■ **Aim**
Omit every picture and output the rest of the records exactly as they are.

■ **Data supplied**

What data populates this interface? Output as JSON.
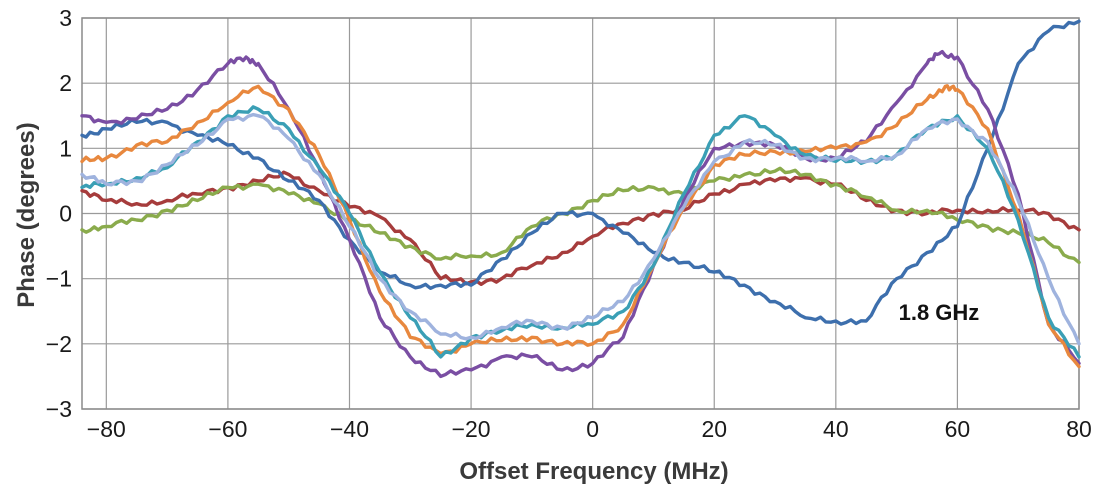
{
  "chart_data": {
    "type": "line",
    "title": "",
    "xlabel": "Offset Frequency (MHz)",
    "ylabel": "Phase (degrees)",
    "xlim": [
      -84,
      80
    ],
    "ylim": [
      -3,
      3
    ],
    "xticks": [
      -80,
      -60,
      -40,
      -20,
      0,
      20,
      40,
      60,
      80
    ],
    "xtick_labels": [
      "−80",
      "−60",
      "−40",
      "−20",
      "0",
      "20",
      "40",
      "60",
      "80"
    ],
    "yticks": [
      -3,
      -2,
      -1,
      0,
      1,
      2,
      3
    ],
    "ytick_labels": [
      "−3",
      "−2",
      "−1",
      "0",
      "1",
      "2",
      "3"
    ],
    "grid": true,
    "legend": "none",
    "annotations": [
      {
        "text": "1.8 GHz",
        "x": 50,
        "y": -1.6
      }
    ],
    "series": [
      {
        "color": "#a63c3c",
        "x": [
          -84,
          -80,
          -75,
          -70,
          -65,
          -60,
          -55,
          -50,
          -45,
          -40,
          -35,
          -30,
          -25,
          -20,
          -15,
          -10,
          -5,
          0,
          5,
          10,
          15,
          20,
          25,
          30,
          35,
          40,
          45,
          50,
          55,
          60,
          65,
          70,
          75,
          80
        ],
        "y": [
          0.35,
          0.2,
          0.15,
          0.2,
          0.3,
          0.4,
          0.5,
          0.6,
          0.35,
          0.1,
          -0.05,
          -0.4,
          -1.0,
          -1.05,
          -1.0,
          -0.8,
          -0.6,
          -0.35,
          -0.15,
          0.0,
          0.05,
          0.3,
          0.45,
          0.5,
          0.55,
          0.45,
          0.2,
          0.05,
          0.0,
          0.05,
          0.05,
          0.05,
          0.0,
          -0.25
        ]
      },
      {
        "color": "#8aab4c",
        "x": [
          -84,
          -80,
          -75,
          -70,
          -65,
          -60,
          -55,
          -50,
          -45,
          -40,
          -35,
          -30,
          -25,
          -20,
          -15,
          -10,
          -5,
          0,
          5,
          10,
          15,
          20,
          25,
          30,
          35,
          40,
          45,
          50,
          55,
          60,
          65,
          70,
          75,
          80
        ],
        "y": [
          -0.25,
          -0.2,
          -0.1,
          0.05,
          0.2,
          0.4,
          0.45,
          0.3,
          0.15,
          -0.1,
          -0.3,
          -0.5,
          -0.7,
          -0.65,
          -0.6,
          -0.2,
          0.0,
          0.2,
          0.35,
          0.4,
          0.3,
          0.5,
          0.6,
          0.65,
          0.6,
          0.45,
          0.25,
          0.05,
          0.05,
          -0.1,
          -0.2,
          -0.3,
          -0.45,
          -0.75
        ]
      },
      {
        "color": "#3d6fad",
        "x": [
          -84,
          -80,
          -75,
          -70,
          -65,
          -60,
          -55,
          -50,
          -45,
          -40,
          -35,
          -30,
          -25,
          -20,
          -15,
          -10,
          -5,
          0,
          5,
          10,
          15,
          20,
          25,
          30,
          35,
          40,
          45,
          50,
          55,
          60,
          65,
          70,
          75,
          80
        ],
        "y": [
          1.2,
          1.3,
          1.4,
          1.4,
          1.2,
          1.05,
          0.85,
          0.5,
          0.2,
          -0.4,
          -0.9,
          -1.1,
          -1.1,
          -1.1,
          -0.7,
          -0.3,
          0.0,
          0.0,
          -0.3,
          -0.6,
          -0.75,
          -0.9,
          -1.1,
          -1.35,
          -1.6,
          -1.65,
          -1.65,
          -1.0,
          -0.6,
          -0.2,
          1.0,
          2.3,
          2.8,
          2.95
        ]
      },
      {
        "color": "#7a4ea3",
        "x": [
          -84,
          -80,
          -75,
          -70,
          -65,
          -60,
          -57,
          -55,
          -50,
          -45,
          -40,
          -35,
          -30,
          -25,
          -20,
          -15,
          -10,
          -5,
          0,
          5,
          10,
          15,
          20,
          25,
          30,
          35,
          40,
          45,
          50,
          55,
          57,
          60,
          65,
          70,
          75,
          80
        ],
        "y": [
          1.5,
          1.4,
          1.45,
          1.6,
          1.9,
          2.3,
          2.4,
          2.3,
          1.6,
          0.7,
          -0.4,
          -1.6,
          -2.2,
          -2.5,
          -2.4,
          -2.2,
          -2.2,
          -2.4,
          -2.3,
          -1.9,
          -0.8,
          0.2,
          1.0,
          1.1,
          1.05,
          0.85,
          0.85,
          1.1,
          1.7,
          2.3,
          2.45,
          2.4,
          1.6,
          0.3,
          -1.7,
          -2.3
        ]
      },
      {
        "color": "#e8883e",
        "x": [
          -84,
          -80,
          -75,
          -70,
          -65,
          -60,
          -55,
          -50,
          -45,
          -40,
          -35,
          -30,
          -25,
          -20,
          -15,
          -10,
          -5,
          0,
          5,
          10,
          15,
          20,
          25,
          30,
          35,
          40,
          45,
          50,
          55,
          58,
          60,
          65,
          70,
          75,
          80
        ],
        "y": [
          0.8,
          0.85,
          1.05,
          1.1,
          1.4,
          1.7,
          1.95,
          1.6,
          0.9,
          -0.1,
          -1.2,
          -1.9,
          -2.15,
          -2.0,
          -1.95,
          -1.9,
          -2.0,
          -2.0,
          -1.7,
          -0.8,
          0.1,
          0.75,
          0.9,
          0.95,
          0.95,
          1.0,
          1.1,
          1.35,
          1.75,
          1.95,
          1.9,
          1.3,
          0.0,
          -1.7,
          -2.35
        ]
      },
      {
        "color": "#3a9fb5",
        "x": [
          -84,
          -80,
          -75,
          -70,
          -65,
          -60,
          -55,
          -50,
          -45,
          -40,
          -35,
          -30,
          -25,
          -20,
          -15,
          -10,
          -5,
          0,
          5,
          10,
          15,
          20,
          25,
          30,
          35,
          40,
          45,
          50,
          55,
          60,
          65,
          70,
          75,
          80
        ],
        "y": [
          0.4,
          0.45,
          0.55,
          0.7,
          1.1,
          1.5,
          1.6,
          1.3,
          0.7,
          0.0,
          -0.9,
          -1.6,
          -2.2,
          -1.9,
          -1.8,
          -1.7,
          -1.75,
          -1.7,
          -1.5,
          -0.8,
          0.3,
          1.2,
          1.5,
          1.2,
          0.9,
          0.8,
          0.8,
          0.9,
          1.3,
          1.5,
          1.0,
          -0.1,
          -1.6,
          -2.2
        ]
      },
      {
        "color": "#9fb3de",
        "x": [
          -84,
          -80,
          -75,
          -70,
          -65,
          -60,
          -55,
          -50,
          -45,
          -40,
          -35,
          -30,
          -25,
          -20,
          -15,
          -10,
          -5,
          0,
          5,
          10,
          15,
          20,
          25,
          30,
          35,
          40,
          45,
          50,
          55,
          60,
          65,
          70,
          75,
          80
        ],
        "y": [
          0.6,
          0.45,
          0.5,
          0.75,
          1.05,
          1.45,
          1.5,
          1.15,
          0.6,
          -0.2,
          -1.0,
          -1.5,
          -1.85,
          -1.9,
          -1.75,
          -1.65,
          -1.75,
          -1.6,
          -1.35,
          -0.7,
          0.1,
          0.8,
          1.1,
          1.05,
          0.85,
          0.85,
          0.8,
          0.9,
          1.3,
          1.45,
          1.1,
          0.2,
          -1.0,
          -2.0
        ]
      }
    ]
  }
}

■ **Answer to this task**
What data populates this interface? Output as JSON.
{
  "chart_data": {
    "type": "line",
    "title": "",
    "xlabel": "Offset Frequency (MHz)",
    "ylabel": "Phase (degrees)",
    "xlim": [
      -84,
      80
    ],
    "ylim": [
      -3,
      3
    ],
    "xticks": [
      -80,
      -60,
      -40,
      -20,
      0,
      20,
      40,
      60,
      80
    ],
    "xtick_labels": [
      "−80",
      "−60",
      "−40",
      "−20",
      "0",
      "20",
      "40",
      "60",
      "80"
    ],
    "yticks": [
      -3,
      -2,
      -1,
      0,
      1,
      2,
      3
    ],
    "ytick_labels": [
      "−3",
      "−2",
      "−1",
      "0",
      "1",
      "2",
      "3"
    ],
    "grid": true,
    "legend": "none",
    "annotations": [
      {
        "text": "1.8 GHz",
        "x": 50,
        "y": -1.6
      }
    ],
    "series": [
      {
        "color": "#a63c3c",
        "x": [
          -84,
          -80,
          -75,
          -70,
          -65,
          -60,
          -55,
          -50,
          -45,
          -40,
          -35,
          -30,
          -25,
          -20,
          -15,
          -10,
          -5,
          0,
          5,
          10,
          15,
          20,
          25,
          30,
          35,
          40,
          45,
          50,
          55,
          60,
          65,
          70,
          75,
          80
        ],
        "y": [
          0.35,
          0.2,
          0.15,
          0.2,
          0.3,
          0.4,
          0.5,
          0.6,
          0.35,
          0.1,
          -0.05,
          -0.4,
          -1.0,
          -1.05,
          -1.0,
          -0.8,
          -0.6,
          -0.35,
          -0.15,
          0.0,
          0.05,
          0.3,
          0.45,
          0.5,
          0.55,
          0.45,
          0.2,
          0.05,
          0.0,
          0.05,
          0.05,
          0.05,
          0.0,
          -0.25
        ]
      },
      {
        "color": "#8aab4c",
        "x": [
          -84,
          -80,
          -75,
          -70,
          -65,
          -60,
          -55,
          -50,
          -45,
          -40,
          -35,
          -30,
          -25,
          -20,
          -15,
          -10,
          -5,
          0,
          5,
          10,
          15,
          20,
          25,
          30,
          35,
          40,
          45,
          50,
          55,
          60,
          65,
          70,
          75,
          80
        ],
        "y": [
          -0.25,
          -0.2,
          -0.1,
          0.05,
          0.2,
          0.4,
          0.45,
          0.3,
          0.15,
          -0.1,
          -0.3,
          -0.5,
          -0.7,
          -0.65,
          -0.6,
          -0.2,
          0.0,
          0.2,
          0.35,
          0.4,
          0.3,
          0.5,
          0.6,
          0.65,
          0.6,
          0.45,
          0.25,
          0.05,
          0.05,
          -0.1,
          -0.2,
          -0.3,
          -0.45,
          -0.75
        ]
      },
      {
        "color": "#3d6fad",
        "x": [
          -84,
          -80,
          -75,
          -70,
          -65,
          -60,
          -55,
          -50,
          -45,
          -40,
          -35,
          -30,
          -25,
          -20,
          -15,
          -10,
          -5,
          0,
          5,
          10,
          15,
          20,
          25,
          30,
          35,
          40,
          45,
          50,
          55,
          60,
          65,
          70,
          75,
          80
        ],
        "y": [
          1.2,
          1.3,
          1.4,
          1.4,
          1.2,
          1.05,
          0.85,
          0.5,
          0.2,
          -0.4,
          -0.9,
          -1.1,
          -1.1,
          -1.1,
          -0.7,
          -0.3,
          0.0,
          0.0,
          -0.3,
          -0.6,
          -0.75,
          -0.9,
          -1.1,
          -1.35,
          -1.6,
          -1.65,
          -1.65,
          -1.0,
          -0.6,
          -0.2,
          1.0,
          2.3,
          2.8,
          2.95
        ]
      },
      {
        "color": "#7a4ea3",
        "x": [
          -84,
          -80,
          -75,
          -70,
          -65,
          -60,
          -57,
          -55,
          -50,
          -45,
          -40,
          -35,
          -30,
          -25,
          -20,
          -15,
          -10,
          -5,
          0,
          5,
          10,
          15,
          20,
          25,
          30,
          35,
          40,
          45,
          50,
          55,
          57,
          60,
          65,
          70,
          75,
          80
        ],
        "y": [
          1.5,
          1.4,
          1.45,
          1.6,
          1.9,
          2.3,
          2.4,
          2.3,
          1.6,
          0.7,
          -0.4,
          -1.6,
          -2.2,
          -2.5,
          -2.4,
          -2.2,
          -2.2,
          -2.4,
          -2.3,
          -1.9,
          -0.8,
          0.2,
          1.0,
          1.1,
          1.05,
          0.85,
          0.85,
          1.1,
          1.7,
          2.3,
          2.45,
          2.4,
          1.6,
          0.3,
          -1.7,
          -2.3
        ]
      },
      {
        "color": "#e8883e",
        "x": [
          -84,
          -80,
          -75,
          -70,
          -65,
          -60,
          -55,
          -50,
          -45,
          -40,
          -35,
          -30,
          -25,
          -20,
          -15,
          -10,
          -5,
          0,
          5,
          10,
          15,
          20,
          25,
          30,
          35,
          40,
          45,
          50,
          55,
          58,
          60,
          65,
          70,
          75,
          80
        ],
        "y": [
          0.8,
          0.85,
          1.05,
          1.1,
          1.4,
          1.7,
          1.95,
          1.6,
          0.9,
          -0.1,
          -1.2,
          -1.9,
          -2.15,
          -2.0,
          -1.95,
          -1.9,
          -2.0,
          -2.0,
          -1.7,
          -0.8,
          0.1,
          0.75,
          0.9,
          0.95,
          0.95,
          1.0,
          1.1,
          1.35,
          1.75,
          1.95,
          1.9,
          1.3,
          0.0,
          -1.7,
          -2.35
        ]
      },
      {
        "color": "#3a9fb5",
        "x": [
          -84,
          -80,
          -75,
          -70,
          -65,
          -60,
          -55,
          -50,
          -45,
          -40,
          -35,
          -30,
          -25,
          -20,
          -15,
          -10,
          -5,
          0,
          5,
          10,
          15,
          20,
          25,
          30,
          35,
          40,
          45,
          50,
          55,
          60,
          65,
          70,
          75,
          80
        ],
        "y": [
          0.4,
          0.45,
          0.55,
          0.7,
          1.1,
          1.5,
          1.6,
          1.3,
          0.7,
          0.0,
          -0.9,
          -1.6,
          -2.2,
          -1.9,
          -1.8,
          -1.7,
          -1.75,
          -1.7,
          -1.5,
          -0.8,
          0.3,
          1.2,
          1.5,
          1.2,
          0.9,
          0.8,
          0.8,
          0.9,
          1.3,
          1.5,
          1.0,
          -0.1,
          -1.6,
          -2.2
        ]
      },
      {
        "color": "#9fb3de",
        "x": [
          -84,
          -80,
          -75,
          -70,
          -65,
          -60,
          -55,
          -50,
          -45,
          -40,
          -35,
          -30,
          -25,
          -20,
          -15,
          -10,
          -5,
          0,
          5,
          10,
          15,
          20,
          25,
          30,
          35,
          40,
          45,
          50,
          55,
          60,
          65,
          70,
          75,
          80
        ],
        "y": [
          0.6,
          0.45,
          0.5,
          0.75,
          1.05,
          1.45,
          1.5,
          1.15,
          0.6,
          -0.2,
          -1.0,
          -1.5,
          -1.85,
          -1.9,
          -1.75,
          -1.65,
          -1.75,
          -1.6,
          -1.35,
          -0.7,
          0.1,
          0.8,
          1.1,
          1.05,
          0.85,
          0.85,
          0.8,
          0.9,
          1.3,
          1.45,
          1.1,
          0.2,
          -1.0,
          -2.0
        ]
      }
    ]
  }
}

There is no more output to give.